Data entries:
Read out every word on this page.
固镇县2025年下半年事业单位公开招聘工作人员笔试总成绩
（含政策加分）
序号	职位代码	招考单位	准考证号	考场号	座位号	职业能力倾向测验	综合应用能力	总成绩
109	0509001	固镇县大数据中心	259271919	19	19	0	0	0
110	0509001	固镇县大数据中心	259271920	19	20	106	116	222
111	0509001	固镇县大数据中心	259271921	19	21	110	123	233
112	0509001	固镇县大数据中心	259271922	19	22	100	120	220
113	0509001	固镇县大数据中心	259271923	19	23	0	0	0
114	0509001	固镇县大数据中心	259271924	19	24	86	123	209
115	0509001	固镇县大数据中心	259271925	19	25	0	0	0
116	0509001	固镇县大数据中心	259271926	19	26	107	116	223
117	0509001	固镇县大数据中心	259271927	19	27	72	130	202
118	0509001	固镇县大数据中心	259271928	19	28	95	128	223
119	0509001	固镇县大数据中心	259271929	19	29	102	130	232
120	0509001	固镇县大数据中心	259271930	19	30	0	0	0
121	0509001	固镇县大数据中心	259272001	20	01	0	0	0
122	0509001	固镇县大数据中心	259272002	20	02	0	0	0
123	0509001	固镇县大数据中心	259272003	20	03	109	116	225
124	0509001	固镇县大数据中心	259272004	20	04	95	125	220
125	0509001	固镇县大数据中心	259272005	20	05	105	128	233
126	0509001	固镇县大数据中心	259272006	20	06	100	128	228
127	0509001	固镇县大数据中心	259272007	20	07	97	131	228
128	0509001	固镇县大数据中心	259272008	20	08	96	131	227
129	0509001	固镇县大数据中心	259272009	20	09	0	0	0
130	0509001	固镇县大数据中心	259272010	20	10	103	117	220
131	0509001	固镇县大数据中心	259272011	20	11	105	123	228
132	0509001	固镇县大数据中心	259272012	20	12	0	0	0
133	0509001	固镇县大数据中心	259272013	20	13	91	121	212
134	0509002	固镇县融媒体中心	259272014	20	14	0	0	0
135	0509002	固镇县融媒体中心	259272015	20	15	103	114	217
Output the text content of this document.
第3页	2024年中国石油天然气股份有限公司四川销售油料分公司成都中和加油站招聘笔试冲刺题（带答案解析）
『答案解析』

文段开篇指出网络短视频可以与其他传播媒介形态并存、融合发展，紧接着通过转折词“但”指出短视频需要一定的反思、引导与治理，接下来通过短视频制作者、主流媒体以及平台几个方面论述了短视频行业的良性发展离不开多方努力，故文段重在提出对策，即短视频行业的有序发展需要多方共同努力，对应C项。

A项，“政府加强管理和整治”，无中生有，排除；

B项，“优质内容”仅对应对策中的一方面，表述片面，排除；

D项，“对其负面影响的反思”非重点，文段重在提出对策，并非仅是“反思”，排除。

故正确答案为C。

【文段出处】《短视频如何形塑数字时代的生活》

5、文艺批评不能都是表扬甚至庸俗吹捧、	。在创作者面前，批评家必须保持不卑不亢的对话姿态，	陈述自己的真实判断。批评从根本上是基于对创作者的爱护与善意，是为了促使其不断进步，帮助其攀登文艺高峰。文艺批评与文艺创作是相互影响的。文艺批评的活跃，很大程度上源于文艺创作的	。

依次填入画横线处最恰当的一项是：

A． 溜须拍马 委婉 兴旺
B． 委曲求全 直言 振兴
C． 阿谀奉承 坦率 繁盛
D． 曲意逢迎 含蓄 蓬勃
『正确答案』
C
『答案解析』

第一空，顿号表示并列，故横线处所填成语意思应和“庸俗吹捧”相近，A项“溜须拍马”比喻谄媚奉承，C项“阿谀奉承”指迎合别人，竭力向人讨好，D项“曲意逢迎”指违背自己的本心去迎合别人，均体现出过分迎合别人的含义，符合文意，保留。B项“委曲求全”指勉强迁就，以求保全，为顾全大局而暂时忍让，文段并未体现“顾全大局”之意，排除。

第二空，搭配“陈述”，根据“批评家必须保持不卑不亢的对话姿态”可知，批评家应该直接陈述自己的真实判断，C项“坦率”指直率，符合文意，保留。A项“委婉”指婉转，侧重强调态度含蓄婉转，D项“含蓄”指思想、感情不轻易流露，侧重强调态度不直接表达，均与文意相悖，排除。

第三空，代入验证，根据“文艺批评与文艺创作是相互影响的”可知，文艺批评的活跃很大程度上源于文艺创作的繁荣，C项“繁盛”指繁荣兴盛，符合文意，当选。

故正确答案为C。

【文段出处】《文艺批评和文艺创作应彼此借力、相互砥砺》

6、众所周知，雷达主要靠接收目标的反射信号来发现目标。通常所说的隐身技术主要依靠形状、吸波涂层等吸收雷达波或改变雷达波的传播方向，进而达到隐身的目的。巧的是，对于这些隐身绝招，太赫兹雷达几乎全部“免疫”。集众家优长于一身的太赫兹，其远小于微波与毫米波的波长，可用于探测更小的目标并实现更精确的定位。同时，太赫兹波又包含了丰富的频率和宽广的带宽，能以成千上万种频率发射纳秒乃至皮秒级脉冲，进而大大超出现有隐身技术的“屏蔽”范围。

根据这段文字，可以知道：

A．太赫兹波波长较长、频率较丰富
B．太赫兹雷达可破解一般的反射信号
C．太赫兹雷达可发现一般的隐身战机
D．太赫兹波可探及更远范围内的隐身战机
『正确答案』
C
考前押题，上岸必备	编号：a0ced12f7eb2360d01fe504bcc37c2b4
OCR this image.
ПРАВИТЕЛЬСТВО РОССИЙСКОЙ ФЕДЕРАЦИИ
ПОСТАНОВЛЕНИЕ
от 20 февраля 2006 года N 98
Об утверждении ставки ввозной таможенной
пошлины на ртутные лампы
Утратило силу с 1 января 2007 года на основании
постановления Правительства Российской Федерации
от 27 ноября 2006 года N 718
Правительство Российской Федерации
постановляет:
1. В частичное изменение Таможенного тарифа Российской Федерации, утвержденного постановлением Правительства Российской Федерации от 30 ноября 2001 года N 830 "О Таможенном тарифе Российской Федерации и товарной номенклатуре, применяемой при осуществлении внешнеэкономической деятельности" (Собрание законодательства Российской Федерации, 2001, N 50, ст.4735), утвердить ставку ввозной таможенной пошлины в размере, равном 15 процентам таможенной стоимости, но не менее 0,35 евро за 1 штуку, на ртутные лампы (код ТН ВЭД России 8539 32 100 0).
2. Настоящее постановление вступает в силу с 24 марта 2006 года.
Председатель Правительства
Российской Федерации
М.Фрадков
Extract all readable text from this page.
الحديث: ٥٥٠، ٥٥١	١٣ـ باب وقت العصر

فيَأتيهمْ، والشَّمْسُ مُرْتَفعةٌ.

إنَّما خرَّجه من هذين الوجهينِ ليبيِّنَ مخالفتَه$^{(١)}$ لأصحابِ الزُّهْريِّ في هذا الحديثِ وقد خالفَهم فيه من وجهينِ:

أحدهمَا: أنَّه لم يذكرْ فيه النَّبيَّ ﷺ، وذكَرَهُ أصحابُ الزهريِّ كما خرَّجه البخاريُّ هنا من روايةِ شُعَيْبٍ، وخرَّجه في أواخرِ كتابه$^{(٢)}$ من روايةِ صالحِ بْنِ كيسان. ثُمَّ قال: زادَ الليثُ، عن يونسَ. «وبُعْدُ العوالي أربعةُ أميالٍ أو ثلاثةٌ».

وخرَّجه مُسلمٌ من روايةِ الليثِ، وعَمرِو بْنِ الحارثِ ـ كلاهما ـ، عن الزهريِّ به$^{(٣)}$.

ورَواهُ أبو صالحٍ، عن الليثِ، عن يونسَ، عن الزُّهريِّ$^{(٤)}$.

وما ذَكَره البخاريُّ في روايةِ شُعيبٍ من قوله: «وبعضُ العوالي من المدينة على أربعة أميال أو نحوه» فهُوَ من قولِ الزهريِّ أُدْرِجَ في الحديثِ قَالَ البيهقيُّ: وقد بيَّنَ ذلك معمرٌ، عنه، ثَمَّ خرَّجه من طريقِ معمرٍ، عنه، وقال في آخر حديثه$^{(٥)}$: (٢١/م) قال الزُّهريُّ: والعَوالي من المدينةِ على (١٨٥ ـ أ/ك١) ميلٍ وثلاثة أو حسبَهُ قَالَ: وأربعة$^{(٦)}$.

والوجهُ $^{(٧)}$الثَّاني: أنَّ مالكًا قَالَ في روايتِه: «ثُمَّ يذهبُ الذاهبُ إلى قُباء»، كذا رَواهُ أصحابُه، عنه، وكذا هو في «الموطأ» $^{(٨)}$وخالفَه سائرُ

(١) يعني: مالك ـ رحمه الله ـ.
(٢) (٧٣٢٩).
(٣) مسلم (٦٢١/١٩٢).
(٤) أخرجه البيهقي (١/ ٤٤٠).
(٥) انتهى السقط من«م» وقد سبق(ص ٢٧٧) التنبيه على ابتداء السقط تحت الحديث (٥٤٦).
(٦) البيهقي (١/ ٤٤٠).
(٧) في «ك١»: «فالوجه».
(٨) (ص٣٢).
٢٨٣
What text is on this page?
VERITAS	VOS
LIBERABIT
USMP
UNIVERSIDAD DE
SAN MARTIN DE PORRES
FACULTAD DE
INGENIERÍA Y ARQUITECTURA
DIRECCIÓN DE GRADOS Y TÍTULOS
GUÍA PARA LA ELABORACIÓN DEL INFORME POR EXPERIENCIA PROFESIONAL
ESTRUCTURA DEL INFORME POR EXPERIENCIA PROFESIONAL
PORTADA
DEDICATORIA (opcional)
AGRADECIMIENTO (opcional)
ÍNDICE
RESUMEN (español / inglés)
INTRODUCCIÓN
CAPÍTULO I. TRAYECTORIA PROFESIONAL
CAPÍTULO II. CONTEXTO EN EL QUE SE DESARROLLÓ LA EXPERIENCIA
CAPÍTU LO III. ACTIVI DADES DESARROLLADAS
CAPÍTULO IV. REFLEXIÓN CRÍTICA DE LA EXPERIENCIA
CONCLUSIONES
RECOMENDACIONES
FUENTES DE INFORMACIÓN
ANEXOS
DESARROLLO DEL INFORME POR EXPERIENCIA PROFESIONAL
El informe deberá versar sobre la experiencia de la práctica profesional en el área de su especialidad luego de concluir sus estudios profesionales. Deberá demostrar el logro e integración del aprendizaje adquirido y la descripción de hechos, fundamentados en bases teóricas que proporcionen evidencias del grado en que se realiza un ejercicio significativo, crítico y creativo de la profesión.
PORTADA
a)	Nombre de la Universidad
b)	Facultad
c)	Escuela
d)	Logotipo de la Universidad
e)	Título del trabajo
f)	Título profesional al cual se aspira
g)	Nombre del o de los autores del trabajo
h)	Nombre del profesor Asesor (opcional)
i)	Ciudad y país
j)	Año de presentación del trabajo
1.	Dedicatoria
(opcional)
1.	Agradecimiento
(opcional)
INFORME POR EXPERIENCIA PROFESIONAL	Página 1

Task instructions:
From the listing above, pick out each line where the word "лампы" appears.

Result below:
пошлины на ртутные лампы
1. В частичное изменение Таможенного тарифа Российской Федерации, утвержденного постановлением Правительства Российской Федерации от 30 ноября 2001 года N 830 "О Таможенном тарифе Российской Федерации и товарной номенклатуре, применяемой при осуществлении внешнеэкономической деятельности" (Собрание законодательства Российской Федерации, 2001, N 50, ст.4735), утвердить ставку ввозной таможенной пошлины в размере, равном 15 процентам таможенной стоимости, но не менее 0,35 евро за 1 штуку, на ртутные лампы (код ТН ВЭД России 8539 32 100 0).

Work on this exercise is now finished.